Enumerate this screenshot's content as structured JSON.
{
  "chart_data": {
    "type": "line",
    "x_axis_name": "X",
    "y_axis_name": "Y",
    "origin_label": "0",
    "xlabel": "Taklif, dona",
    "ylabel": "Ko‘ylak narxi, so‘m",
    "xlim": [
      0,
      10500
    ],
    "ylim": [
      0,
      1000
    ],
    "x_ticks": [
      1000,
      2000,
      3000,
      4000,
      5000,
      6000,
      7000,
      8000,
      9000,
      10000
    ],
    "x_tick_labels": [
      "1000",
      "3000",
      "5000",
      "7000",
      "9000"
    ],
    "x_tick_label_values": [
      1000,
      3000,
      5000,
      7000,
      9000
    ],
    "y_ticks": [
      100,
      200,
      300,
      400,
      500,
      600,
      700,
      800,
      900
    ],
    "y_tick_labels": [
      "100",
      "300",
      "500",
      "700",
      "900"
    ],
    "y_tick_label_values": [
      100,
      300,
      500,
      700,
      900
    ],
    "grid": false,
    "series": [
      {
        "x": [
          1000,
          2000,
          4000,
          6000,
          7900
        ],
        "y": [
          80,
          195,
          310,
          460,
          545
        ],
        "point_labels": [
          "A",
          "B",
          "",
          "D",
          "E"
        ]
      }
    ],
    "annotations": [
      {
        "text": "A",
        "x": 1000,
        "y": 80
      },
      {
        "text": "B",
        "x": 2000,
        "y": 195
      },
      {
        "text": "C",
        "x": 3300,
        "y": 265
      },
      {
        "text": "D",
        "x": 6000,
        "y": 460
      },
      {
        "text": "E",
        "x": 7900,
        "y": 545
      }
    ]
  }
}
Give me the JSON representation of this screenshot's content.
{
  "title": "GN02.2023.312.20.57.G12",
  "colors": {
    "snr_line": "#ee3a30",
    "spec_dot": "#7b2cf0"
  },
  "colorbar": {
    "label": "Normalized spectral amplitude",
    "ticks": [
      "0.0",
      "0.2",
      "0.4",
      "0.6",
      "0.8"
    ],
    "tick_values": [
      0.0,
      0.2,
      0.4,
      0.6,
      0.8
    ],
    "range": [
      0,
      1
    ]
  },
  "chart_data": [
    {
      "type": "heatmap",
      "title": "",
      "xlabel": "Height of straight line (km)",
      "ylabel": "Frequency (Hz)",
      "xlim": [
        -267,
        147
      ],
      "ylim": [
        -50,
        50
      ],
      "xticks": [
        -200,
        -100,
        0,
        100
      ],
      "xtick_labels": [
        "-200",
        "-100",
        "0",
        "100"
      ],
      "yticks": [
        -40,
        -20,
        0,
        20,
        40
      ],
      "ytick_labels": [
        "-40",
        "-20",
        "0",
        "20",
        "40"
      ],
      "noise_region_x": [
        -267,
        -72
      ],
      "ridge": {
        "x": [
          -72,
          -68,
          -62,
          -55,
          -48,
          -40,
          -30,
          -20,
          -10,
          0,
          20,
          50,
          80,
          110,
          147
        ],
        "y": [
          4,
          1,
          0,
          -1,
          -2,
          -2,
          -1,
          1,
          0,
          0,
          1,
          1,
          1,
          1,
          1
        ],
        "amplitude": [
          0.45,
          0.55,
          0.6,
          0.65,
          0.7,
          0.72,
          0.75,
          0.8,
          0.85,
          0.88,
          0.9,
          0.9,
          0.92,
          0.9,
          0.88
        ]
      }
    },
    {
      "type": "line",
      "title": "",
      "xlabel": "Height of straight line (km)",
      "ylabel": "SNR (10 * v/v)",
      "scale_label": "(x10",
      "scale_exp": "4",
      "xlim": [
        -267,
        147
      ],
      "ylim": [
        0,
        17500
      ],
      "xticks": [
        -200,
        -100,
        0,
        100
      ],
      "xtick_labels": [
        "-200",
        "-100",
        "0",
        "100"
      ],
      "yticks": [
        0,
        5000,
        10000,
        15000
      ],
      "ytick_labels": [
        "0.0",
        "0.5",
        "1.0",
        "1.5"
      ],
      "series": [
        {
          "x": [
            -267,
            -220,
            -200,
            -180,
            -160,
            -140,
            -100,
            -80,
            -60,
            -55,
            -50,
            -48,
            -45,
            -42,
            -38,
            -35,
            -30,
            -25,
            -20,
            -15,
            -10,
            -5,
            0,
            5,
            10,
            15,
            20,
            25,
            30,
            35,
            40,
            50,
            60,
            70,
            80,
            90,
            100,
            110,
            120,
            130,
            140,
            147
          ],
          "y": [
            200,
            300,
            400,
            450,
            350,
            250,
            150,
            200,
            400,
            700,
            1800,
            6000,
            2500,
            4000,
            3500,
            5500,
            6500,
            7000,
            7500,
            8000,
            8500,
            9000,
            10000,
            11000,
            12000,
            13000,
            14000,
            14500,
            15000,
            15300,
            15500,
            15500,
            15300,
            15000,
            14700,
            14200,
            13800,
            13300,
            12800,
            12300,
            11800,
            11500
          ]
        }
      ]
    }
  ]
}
---------------
### Set exercise:
Return what is listed above, exactly and completely.

### Answer to the task:
Enumerate this screenshot's content as structured JSON.
{
  "chart_data": {
    "type": "line",
    "x_axis_name": "X",
    "y_axis_name": "Y",
    "origin_label": "0",
    "xlabel": "Taklif, dona",
    "ylabel": "Ko‘ylak narxi, so‘m",
    "xlim": [
      0,
      10500
    ],
    "ylim": [
      0,
      1000
    ],
    "x_ticks": [
      1000,
      2000,
      3000,
      4000,
      5000,
      6000,
      7000,
      8000,
      9000,
      10000
    ],
    "x_tick_labels": [
      "1000",
      "3000",
      "5000",
      "7000",
      "9000"
    ],
    "x_tick_label_values": [
      1000,
      3000,
      5000,
      7000,
      9000
    ],
    "y_ticks": [
      100,
      200,
      300,
      400,
      500,
      600,
      700,
      800,
      900
    ],
    "y_tick_labels": [
      "100",
      "300",
      "500",
      "700",
      "900"
    ],
    "y_tick_label_values": [
      100,
      300,
      500,
      700,
      900
    ],
    "grid": false,
    "series": [
      {
        "x": [
          1000,
          2000,
          4000,
          6000,
          7900
        ],
        "y": [
          80,
          195,
          310,
          460,
          545
        ],
        "point_labels": [
          "A",
          "B",
          "",
          "D",
          "E"
        ]
      }
    ],
    "annotations": [
      {
        "text": "A",
        "x": 1000,
        "y": 80
      },
      {
        "text": "B",
        "x": 2000,
        "y": 195
      },
      {
        "text": "C",
        "x": 3300,
        "y": 265
      },
      {
        "text": "D",
        "x": 6000,
        "y": 460
      },
      {
        "text": "E",
        "x": 7900,
        "y": 545
      }
    ]
  }
}
Give me the JSON representation of this screenshot's content.
{
  "title": "GN02.2023.312.20.57.G12",
  "colors": {
    "snr_line": "#ee3a30",
    "spec_dot": "#7b2cf0"
  },
  "colorbar": {
    "label": "Normalized spectral amplitude",
    "ticks": [
      "0.0",
      "0.2",
      "0.4",
      "0.6",
      "0.8"
    ],
    "tick_values": [
      0.0,
      0.2,
      0.4,
      0.6,
      0.8
    ],
    "range": [
      0,
      1
    ]
  },
  "chart_data": [
    {
      "type": "heatmap",
      "title": "",
      "xlabel": "Height of straight line (km)",
      "ylabel": "Frequency (Hz)",
      "xlim": [
        -267,
        147
      ],
      "ylim": [
        -50,
        50
      ],
      "xticks": [
        -200,
        -100,
        0,
        100
      ],
      "xtick_labels": [
        "-200",
        "-100",
        "0",
        "100"
      ],
      "yticks": [
        -40,
        -20,
        0,
        20,
        40
      ],
      "ytick_labels": [
        "-40",
        "-20",
        "0",
        "20",
        "40"
      ],
      "noise_region_x": [
        -267,
        -72
      ],
      "ridge": {
        "x": [
          -72,
          -68,
          -62,
          -55,
          -48,
          -40,
          -30,
          -20,
          -10,
          0,
          20,
          50,
          80,
          110,
          147
        ],
        "y": [
          4,
          1,
          0,
          -1,
          -2,
          -2,
          -1,
          1,
          0,
          0,
          1,
          1,
          1,
          1,
          1
        ],
        "amplitude": [
          0.45,
          0.55,
          0.6,
          0.65,
          0.7,
          0.72,
          0.75,
          0.8,
          0.85,
          0.88,
          0.9,
          0.9,
          0.92,
          0.9,
          0.88
        ]
      }
    },
    {
      "type": "line",
      "title": "",
      "xlabel": "Height of straight line (km)",
      "ylabel": "SNR (10 * v/v)",
      "scale_label": "(x10",
      "scale_exp": "4",
      "xlim": [
        -267,
        147
      ],
      "ylim": [
        0,
        17500
      ],
      "xticks": [
        -200,
        -100,
        0,
        100
      ],
      "xtick_labels": [
        "-200",
        "-100",
        "0",
        "100"
      ],
      "yticks": [
        0,
        5000,
        10000,
        15000
      ],
      "ytick_labels": [
        "0.0",
        "0.5",
        "1.0",
        "1.5"
      ],
      "series": [
        {
          "x": [
            -267,
            -220,
            -200,
            -180,
            -160,
            -140,
            -100,
            -80,
            -60,
            -55,
            -50,
            -48,
            -45,
            -42,
            -38,
            -35,
            -30,
            -25,
            -20,
            -15,
            -10,
            -5,
            0,
            5,
            10,
            15,
            20,
            25,
            30,
            35,
            40,
            50,
            60,
            70,
            80,
            90,
            100,
            110,
            120,
            130,
            140,
            147
          ],
          "y": [
            200,
            300,
            400,
            450,
            350,
            250,
            150,
            200,
            400,
            700,
            1800,
            6000,
            2500,
            4000,
            3500,
            5500,
            6500,
            7000,
            7500,
            8000,
            8500,
            9000,
            10000,
            11000,
            12000,
            13000,
            14000,
            14500,
            15000,
            15300,
            15500,
            15500,
            15300,
            15000,
            14700,
            14200,
            13800,
            13300,
            12800,
            12300,
            11800,
            11500
          ]
        }
      ]
    }
  ]
}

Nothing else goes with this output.